Given exercise:
Look for the string "Funds" in every line, and copy each line that has it.

Information provided:
%%

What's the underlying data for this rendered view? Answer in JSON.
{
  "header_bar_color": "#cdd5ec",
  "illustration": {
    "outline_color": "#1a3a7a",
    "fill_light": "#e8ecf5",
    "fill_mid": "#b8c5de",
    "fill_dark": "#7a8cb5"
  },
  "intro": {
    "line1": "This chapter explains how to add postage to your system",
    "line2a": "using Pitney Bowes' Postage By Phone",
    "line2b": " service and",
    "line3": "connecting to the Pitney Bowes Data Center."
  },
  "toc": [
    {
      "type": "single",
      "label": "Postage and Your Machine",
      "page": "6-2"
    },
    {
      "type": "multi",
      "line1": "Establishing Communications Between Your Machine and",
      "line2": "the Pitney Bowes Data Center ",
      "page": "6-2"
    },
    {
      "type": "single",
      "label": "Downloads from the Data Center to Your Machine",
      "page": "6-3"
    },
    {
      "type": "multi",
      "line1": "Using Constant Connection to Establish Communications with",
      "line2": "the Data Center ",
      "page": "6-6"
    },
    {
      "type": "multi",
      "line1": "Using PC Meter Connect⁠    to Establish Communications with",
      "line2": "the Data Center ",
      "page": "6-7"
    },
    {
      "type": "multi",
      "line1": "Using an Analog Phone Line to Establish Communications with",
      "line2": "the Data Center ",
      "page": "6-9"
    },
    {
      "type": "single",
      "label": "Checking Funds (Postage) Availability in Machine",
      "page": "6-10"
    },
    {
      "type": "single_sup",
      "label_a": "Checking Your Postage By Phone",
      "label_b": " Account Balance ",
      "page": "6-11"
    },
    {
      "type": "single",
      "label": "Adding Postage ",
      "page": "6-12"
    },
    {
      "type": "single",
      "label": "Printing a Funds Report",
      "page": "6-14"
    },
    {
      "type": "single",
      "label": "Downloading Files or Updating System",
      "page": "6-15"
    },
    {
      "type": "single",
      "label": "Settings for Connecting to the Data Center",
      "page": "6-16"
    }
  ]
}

%%
%%

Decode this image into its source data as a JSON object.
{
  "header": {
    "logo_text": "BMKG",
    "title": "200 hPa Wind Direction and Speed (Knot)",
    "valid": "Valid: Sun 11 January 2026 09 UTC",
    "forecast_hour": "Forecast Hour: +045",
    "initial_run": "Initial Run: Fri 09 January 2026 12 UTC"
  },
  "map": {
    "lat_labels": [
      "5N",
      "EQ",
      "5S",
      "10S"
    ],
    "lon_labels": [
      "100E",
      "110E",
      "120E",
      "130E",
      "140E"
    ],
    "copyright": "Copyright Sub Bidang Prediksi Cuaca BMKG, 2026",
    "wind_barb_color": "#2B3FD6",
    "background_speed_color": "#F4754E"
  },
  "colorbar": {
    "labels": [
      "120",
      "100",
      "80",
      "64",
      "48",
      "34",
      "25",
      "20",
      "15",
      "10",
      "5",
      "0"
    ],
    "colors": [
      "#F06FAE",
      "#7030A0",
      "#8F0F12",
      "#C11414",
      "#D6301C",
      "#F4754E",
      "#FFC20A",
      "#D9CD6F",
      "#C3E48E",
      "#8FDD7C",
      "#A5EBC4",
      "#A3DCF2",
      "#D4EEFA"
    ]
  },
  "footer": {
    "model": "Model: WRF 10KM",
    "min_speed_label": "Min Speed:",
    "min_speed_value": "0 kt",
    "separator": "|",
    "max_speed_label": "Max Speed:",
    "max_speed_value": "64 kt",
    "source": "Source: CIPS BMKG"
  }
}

%%

Exercise output:
      "label": "Checking Funds (Postage) Availability in Machine",
      "label": "Printing a Funds Report",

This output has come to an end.